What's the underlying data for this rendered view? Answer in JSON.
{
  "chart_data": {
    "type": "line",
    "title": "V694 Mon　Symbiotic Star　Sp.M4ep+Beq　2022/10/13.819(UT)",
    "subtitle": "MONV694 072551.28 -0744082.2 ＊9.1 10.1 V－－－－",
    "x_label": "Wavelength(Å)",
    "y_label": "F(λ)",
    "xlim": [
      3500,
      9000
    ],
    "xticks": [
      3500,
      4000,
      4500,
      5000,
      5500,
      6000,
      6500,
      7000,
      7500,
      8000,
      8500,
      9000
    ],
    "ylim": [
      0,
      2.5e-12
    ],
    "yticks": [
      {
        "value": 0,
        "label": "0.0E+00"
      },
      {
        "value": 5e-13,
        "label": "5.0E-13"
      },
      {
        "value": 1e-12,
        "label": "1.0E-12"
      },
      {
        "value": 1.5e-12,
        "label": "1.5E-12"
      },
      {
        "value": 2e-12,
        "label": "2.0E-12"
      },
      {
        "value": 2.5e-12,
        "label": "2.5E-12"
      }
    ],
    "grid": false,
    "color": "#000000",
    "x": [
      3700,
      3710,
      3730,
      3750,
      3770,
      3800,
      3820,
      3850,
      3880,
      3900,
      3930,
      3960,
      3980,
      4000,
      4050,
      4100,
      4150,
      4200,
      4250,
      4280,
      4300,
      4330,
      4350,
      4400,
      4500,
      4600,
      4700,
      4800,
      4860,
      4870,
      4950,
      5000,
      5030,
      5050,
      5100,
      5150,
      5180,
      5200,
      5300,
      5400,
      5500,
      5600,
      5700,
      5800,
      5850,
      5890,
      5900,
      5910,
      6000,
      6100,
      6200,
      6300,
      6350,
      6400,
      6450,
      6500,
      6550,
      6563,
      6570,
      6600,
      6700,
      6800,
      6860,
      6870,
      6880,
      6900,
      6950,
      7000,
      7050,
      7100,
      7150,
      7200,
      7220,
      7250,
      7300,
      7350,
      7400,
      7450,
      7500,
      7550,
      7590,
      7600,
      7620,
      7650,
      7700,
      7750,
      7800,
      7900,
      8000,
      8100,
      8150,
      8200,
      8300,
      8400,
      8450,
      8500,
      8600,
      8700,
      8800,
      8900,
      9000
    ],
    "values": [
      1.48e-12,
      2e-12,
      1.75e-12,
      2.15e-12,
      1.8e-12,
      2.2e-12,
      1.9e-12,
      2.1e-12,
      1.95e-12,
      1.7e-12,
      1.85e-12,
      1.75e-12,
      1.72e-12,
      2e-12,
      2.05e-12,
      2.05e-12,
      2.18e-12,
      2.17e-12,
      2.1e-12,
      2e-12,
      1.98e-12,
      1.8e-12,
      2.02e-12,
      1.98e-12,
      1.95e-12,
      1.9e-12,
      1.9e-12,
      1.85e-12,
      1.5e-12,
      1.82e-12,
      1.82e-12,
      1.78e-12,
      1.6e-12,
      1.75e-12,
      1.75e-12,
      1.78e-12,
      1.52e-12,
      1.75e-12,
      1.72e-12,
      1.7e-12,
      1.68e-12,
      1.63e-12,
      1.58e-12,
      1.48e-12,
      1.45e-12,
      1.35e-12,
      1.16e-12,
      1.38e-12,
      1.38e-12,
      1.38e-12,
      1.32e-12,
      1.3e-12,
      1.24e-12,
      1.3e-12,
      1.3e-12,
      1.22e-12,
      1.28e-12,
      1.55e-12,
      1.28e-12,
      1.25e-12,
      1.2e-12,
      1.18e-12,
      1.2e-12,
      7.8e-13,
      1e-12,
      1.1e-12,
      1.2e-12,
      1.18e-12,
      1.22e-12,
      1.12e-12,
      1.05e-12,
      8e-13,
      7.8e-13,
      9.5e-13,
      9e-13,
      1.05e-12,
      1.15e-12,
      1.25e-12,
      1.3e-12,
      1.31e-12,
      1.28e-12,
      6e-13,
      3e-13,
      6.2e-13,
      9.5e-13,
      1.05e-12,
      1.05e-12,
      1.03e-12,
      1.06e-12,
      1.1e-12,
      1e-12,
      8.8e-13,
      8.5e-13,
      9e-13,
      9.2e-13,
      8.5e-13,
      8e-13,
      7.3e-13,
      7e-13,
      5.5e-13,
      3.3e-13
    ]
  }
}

------------------------------------

The entries above should be repeated exactly, every one of them.

SOLUTION FOR THIS EXERCISE –
What's the underlying data for this rendered view? Answer in JSON.
{
  "chart_data": {
    "type": "line",
    "title": "V694 Mon　Symbiotic Star　Sp.M4ep+Beq　2022/10/13.819(UT)",
    "subtitle": "MONV694 072551.28 -0744082.2 ＊9.1 10.1 V－－－－",
    "x_label": "Wavelength(Å)",
    "y_label": "F(λ)",
    "xlim": [
      3500,
      9000
    ],
    "xticks": [
      3500,
      4000,
      4500,
      5000,
      5500,
      6000,
      6500,
      7000,
      7500,
      8000,
      8500,
      9000
    ],
    "ylim": [
      0,
      2.5e-12
    ],
    "yticks": [
      {
        "value": 0,
        "label": "0.0E+00"
      },
      {
        "value": 5e-13,
        "label": "5.0E-13"
      },
      {
        "value": 1e-12,
        "label": "1.0E-12"
      },
      {
        "value": 1.5e-12,
        "label": "1.5E-12"
      },
      {
        "value": 2e-12,
        "label": "2.0E-12"
      },
      {
        "value": 2.5e-12,
        "label": "2.5E-12"
      }
    ],
    "grid": false,
    "color": "#000000",
    "x": [
      3700,
      3710,
      3730,
      3750,
      3770,
      3800,
      3820,
      3850,
      3880,
      3900,
      3930,
      3960,
      3980,
      4000,
      4050,
      4100,
      4150,
      4200,
      4250,
      4280,
      4300,
      4330,
      4350,
      4400,
      4500,
      4600,
      4700,
      4800,
      4860,
      4870,
      4950,
      5000,
      5030,
      5050,
      5100,
      5150,
      5180,
      5200,
      5300,
      5400,
      5500,
      5600,
      5700,
      5800,
      5850,
      5890,
      5900,
      5910,
      6000,
      6100,
      6200,
      6300,
      6350,
      6400,
      6450,
      6500,
      6550,
      6563,
      6570,
      6600,
      6700,
      6800,
      6860,
      6870,
      6880,
      6900,
      6950,
      7000,
      7050,
      7100,
      7150,
      7200,
      7220,
      7250,
      7300,
      7350,
      7400,
      7450,
      7500,
      7550,
      7590,
      7600,
      7620,
      7650,
      7700,
      7750,
      7800,
      7900,
      8000,
      8100,
      8150,
      8200,
      8300,
      8400,
      8450,
      8500,
      8600,
      8700,
      8800,
      8900,
      9000
    ],
    "values": [
      1.48e-12,
      2e-12,
      1.75e-12,
      2.15e-12,
      1.8e-12,
      2.2e-12,
      1.9e-12,
      2.1e-12,
      1.95e-12,
      1.7e-12,
      1.85e-12,
      1.75e-12,
      1.72e-12,
      2e-12,
      2.05e-12,
      2.05e-12,
      2.18e-12,
      2.17e-12,
      2.1e-12,
      2e-12,
      1.98e-12,
      1.8e-12,
      2.02e-12,
      1.98e-12,
      1.95e-12,
      1.9e-12,
      1.9e-12,
      1.85e-12,
      1.5e-12,
      1.82e-12,
      1.82e-12,
      1.78e-12,
      1.6e-12,
      1.75e-12,
      1.75e-12,
      1.78e-12,
      1.52e-12,
      1.75e-12,
      1.72e-12,
      1.7e-12,
      1.68e-12,
      1.63e-12,
      1.58e-12,
      1.48e-12,
      1.45e-12,
      1.35e-12,
      1.16e-12,
      1.38e-12,
      1.38e-12,
      1.38e-12,
      1.32e-12,
      1.3e-12,
      1.24e-12,
      1.3e-12,
      1.3e-12,
      1.22e-12,
      1.28e-12,
      1.55e-12,
      1.28e-12,
      1.25e-12,
      1.2e-12,
      1.18e-12,
      1.2e-12,
      7.8e-13,
      1e-12,
      1.1e-12,
      1.2e-12,
      1.18e-12,
      1.22e-12,
      1.12e-12,
      1.05e-12,
      8e-13,
      7.8e-13,
      9.5e-13,
      9e-13,
      1.05e-12,
      1.15e-12,
      1.25e-12,
      1.3e-12,
      1.31e-12,
      1.28e-12,
      6e-13,
      3e-13,
      6.2e-13,
      9.5e-13,
      1.05e-12,
      1.05e-12,
      1.03e-12,
      1.06e-12,
      1.1e-12,
      1e-12,
      8.8e-13,
      8.5e-13,
      9e-13,
      9.2e-13,
      8.5e-13,
      8e-13,
      7.3e-13,
      7e-13,
      5.5e-13,
      3.3e-13
    ]
  }
}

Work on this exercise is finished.